◆ Data entries ◆
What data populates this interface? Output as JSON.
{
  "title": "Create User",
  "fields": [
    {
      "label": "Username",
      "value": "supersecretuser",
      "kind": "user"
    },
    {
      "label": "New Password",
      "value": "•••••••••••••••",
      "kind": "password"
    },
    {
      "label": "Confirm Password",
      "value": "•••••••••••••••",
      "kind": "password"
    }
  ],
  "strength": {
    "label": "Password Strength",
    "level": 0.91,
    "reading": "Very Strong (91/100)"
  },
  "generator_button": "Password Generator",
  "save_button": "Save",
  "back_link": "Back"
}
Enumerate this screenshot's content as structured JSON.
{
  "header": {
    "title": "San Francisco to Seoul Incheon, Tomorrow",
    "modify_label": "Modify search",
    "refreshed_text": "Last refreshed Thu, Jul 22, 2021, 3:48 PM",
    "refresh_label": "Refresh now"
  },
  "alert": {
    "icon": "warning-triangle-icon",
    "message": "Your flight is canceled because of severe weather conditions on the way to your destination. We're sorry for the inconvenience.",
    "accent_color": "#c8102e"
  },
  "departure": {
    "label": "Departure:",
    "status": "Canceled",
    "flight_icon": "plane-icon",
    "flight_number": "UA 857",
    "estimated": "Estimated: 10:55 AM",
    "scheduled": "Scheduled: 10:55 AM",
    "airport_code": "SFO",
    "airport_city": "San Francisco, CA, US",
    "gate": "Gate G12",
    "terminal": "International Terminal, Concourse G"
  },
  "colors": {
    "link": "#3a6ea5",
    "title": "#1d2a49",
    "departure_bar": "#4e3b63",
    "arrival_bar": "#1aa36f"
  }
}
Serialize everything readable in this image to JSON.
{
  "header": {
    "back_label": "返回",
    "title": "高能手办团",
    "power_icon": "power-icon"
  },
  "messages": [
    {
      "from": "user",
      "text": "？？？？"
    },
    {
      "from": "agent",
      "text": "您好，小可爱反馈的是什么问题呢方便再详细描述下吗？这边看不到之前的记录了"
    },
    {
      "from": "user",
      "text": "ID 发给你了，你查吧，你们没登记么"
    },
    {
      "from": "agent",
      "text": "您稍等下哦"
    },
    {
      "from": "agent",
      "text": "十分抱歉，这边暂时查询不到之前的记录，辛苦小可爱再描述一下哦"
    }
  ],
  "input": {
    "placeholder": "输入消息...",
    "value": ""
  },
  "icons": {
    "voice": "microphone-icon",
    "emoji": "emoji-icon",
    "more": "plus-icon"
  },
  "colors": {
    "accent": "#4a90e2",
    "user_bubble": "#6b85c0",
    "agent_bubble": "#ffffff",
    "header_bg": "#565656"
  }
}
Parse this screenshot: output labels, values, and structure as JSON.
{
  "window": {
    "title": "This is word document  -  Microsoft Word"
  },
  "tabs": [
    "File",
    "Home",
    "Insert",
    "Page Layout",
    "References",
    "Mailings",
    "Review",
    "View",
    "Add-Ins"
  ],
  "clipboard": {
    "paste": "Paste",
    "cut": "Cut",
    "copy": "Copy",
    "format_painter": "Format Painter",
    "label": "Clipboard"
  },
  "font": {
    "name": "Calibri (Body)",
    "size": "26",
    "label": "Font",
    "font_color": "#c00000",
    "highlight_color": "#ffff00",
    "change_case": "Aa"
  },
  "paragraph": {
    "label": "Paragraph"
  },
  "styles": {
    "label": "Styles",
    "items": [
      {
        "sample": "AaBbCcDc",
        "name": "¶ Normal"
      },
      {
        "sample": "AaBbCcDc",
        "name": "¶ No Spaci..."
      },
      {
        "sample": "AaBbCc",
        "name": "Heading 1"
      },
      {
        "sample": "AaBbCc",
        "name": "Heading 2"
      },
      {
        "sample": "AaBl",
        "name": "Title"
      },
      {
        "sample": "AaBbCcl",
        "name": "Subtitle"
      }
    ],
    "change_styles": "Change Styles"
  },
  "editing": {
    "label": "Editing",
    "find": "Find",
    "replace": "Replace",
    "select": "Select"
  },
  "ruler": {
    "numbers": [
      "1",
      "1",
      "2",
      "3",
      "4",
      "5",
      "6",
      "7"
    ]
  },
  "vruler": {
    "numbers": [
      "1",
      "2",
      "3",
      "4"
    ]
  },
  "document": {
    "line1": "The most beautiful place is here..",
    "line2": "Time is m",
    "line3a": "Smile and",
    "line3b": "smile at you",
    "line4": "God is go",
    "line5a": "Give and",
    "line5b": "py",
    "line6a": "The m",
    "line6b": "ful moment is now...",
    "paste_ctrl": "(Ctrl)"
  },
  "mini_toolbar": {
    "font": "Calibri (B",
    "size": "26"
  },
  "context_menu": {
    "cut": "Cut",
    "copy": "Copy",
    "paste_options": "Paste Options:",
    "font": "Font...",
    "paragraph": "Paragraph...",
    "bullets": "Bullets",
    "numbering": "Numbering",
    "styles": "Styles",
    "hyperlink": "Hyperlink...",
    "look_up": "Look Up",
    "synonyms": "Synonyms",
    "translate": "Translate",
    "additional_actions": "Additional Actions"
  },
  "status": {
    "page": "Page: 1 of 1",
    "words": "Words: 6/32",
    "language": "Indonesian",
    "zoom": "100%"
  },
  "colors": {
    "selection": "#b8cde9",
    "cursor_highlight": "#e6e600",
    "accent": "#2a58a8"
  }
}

◆ TASK TO COMPLETE ◆
Every line above should be written out again exactly as it stands.

◆ WORKED SOLUTION ◆
What data populates this interface? Output as JSON.
{
  "title": "Create User",
  "fields": [
    {
      "label": "Username",
      "value": "supersecretuser",
      "kind": "user"
    },
    {
      "label": "New Password",
      "value": "•••••••••••••••",
      "kind": "password"
    },
    {
      "label": "Confirm Password",
      "value": "•••••••••••••••",
      "kind": "password"
    }
  ],
  "strength": {
    "label": "Password Strength",
    "level": 0.91,
    "reading": "Very Strong (91/100)"
  },
  "generator_button": "Password Generator",
  "save_button": "Save",
  "back_link": "Back"
}
Enumerate this screenshot's content as structured JSON.
{
  "header": {
    "title": "San Francisco to Seoul Incheon, Tomorrow",
    "modify_label": "Modify search",
    "refreshed_text": "Last refreshed Thu, Jul 22, 2021, 3:48 PM",
    "refresh_label": "Refresh now"
  },
  "alert": {
    "icon": "warning-triangle-icon",
    "message": "Your flight is canceled because of severe weather conditions on the way to your destination. We're sorry for the inconvenience.",
    "accent_color": "#c8102e"
  },
  "departure": {
    "label": "Departure:",
    "status": "Canceled",
    "flight_icon": "plane-icon",
    "flight_number": "UA 857",
    "estimated": "Estimated: 10:55 AM",
    "scheduled": "Scheduled: 10:55 AM",
    "airport_code": "SFO",
    "airport_city": "San Francisco, CA, US",
    "gate": "Gate G12",
    "terminal": "International Terminal, Concourse G"
  },
  "colors": {
    "link": "#3a6ea5",
    "title": "#1d2a49",
    "departure_bar": "#4e3b63",
    "arrival_bar": "#1aa36f"
  }
}
Serialize everything readable in this image to JSON.
{
  "header": {
    "back_label": "返回",
    "title": "高能手办团",
    "power_icon": "power-icon"
  },
  "messages": [
    {
      "from": "user",
      "text": "？？？？"
    },
    {
      "from": "agent",
      "text": "您好，小可爱反馈的是什么问题呢方便再详细描述下吗？这边看不到之前的记录了"
    },
    {
      "from": "user",
      "text": "ID 发给你了，你查吧，你们没登记么"
    },
    {
      "from": "agent",
      "text": "您稍等下哦"
    },
    {
      "from": "agent",
      "text": "十分抱歉，这边暂时查询不到之前的记录，辛苦小可爱再描述一下哦"
    }
  ],
  "input": {
    "placeholder": "输入消息...",
    "value": ""
  },
  "icons": {
    "voice": "microphone-icon",
    "emoji": "emoji-icon",
    "more": "plus-icon"
  },
  "colors": {
    "accent": "#4a90e2",
    "user_bubble": "#6b85c0",
    "agent_bubble": "#ffffff",
    "header_bg": "#565656"
  }
}
Parse this screenshot: output labels, values, and structure as JSON.
{
  "window": {
    "title": "This is word document  -  Microsoft Word"
  },
  "tabs": [
    "File",
    "Home",
    "Insert",
    "Page Layout",
    "References",
    "Mailings",
    "Review",
    "View",
    "Add-Ins"
  ],
  "clipboard": {
    "paste": "Paste",
    "cut": "Cut",
    "copy": "Copy",
    "format_painter": "Format Painter",
    "label": "Clipboard"
  },
  "font": {
    "name": "Calibri (Body)",
    "size": "26",
    "label": "Font",
    "font_color": "#c00000",
    "highlight_color": "#ffff00",
    "change_case": "Aa"
  },
  "paragraph": {
    "label": "Paragraph"
  },
  "styles": {
    "label": "Styles",
    "items": [
      {
        "sample": "AaBbCcDc",
        "name": "¶ Normal"
      },
      {
        "sample": "AaBbCcDc",
        "name": "¶ No Spaci..."
      },
      {
        "sample": "AaBbCc",
        "name": "Heading 1"
      },
      {
        "sample": "AaBbCc",
        "name": "Heading 2"
      },
      {
        "sample": "AaBl",
        "name": "Title"
      },
      {
        "sample": "AaBbCcl",
        "name": "Subtitle"
      }
    ],
    "change_styles": "Change Styles"
  },
  "editing": {
    "label": "Editing",
    "find": "Find",
    "replace": "Replace",
    "select": "Select"
  },
  "ruler": {
    "numbers": [
      "1",
      "1",
      "2",
      "3",
      "4",
      "5",
      "6",
      "7"
    ]
  },
  "vruler": {
    "numbers": [
      "1",
      "2",
      "3",
      "4"
    ]
  },
  "document": {
    "line1": "The most beautiful place is here..",
    "line2": "Time is m",
    "line3a": "Smile and",
    "line3b": "smile at you",
    "line4": "God is go",
    "line5a": "Give and",
    "line5b": "py",
    "line6a": "The m",
    "line6b": "ful moment is now...",
    "paste_ctrl": "(Ctrl)"
  },
  "mini_toolbar": {
    "font": "Calibri (B",
    "size": "26"
  },
  "context_menu": {
    "cut": "Cut",
    "copy": "Copy",
    "paste_options": "Paste Options:",
    "font": "Font...",
    "paragraph": "Paragraph...",
    "bullets": "Bullets",
    "numbering": "Numbering",
    "styles": "Styles",
    "hyperlink": "Hyperlink...",
    "look_up": "Look Up",
    "synonyms": "Synonyms",
    "translate": "Translate",
    "additional_actions": "Additional Actions"
  },
  "status": {
    "page": "Page: 1 of 1",
    "words": "Words: 6/32",
    "language": "Indonesian",
    "zoom": "100%"
  },
  "colors": {
    "selection": "#b8cde9",
    "cursor_highlight": "#e6e600",
    "accent": "#2a58a8"
  }
}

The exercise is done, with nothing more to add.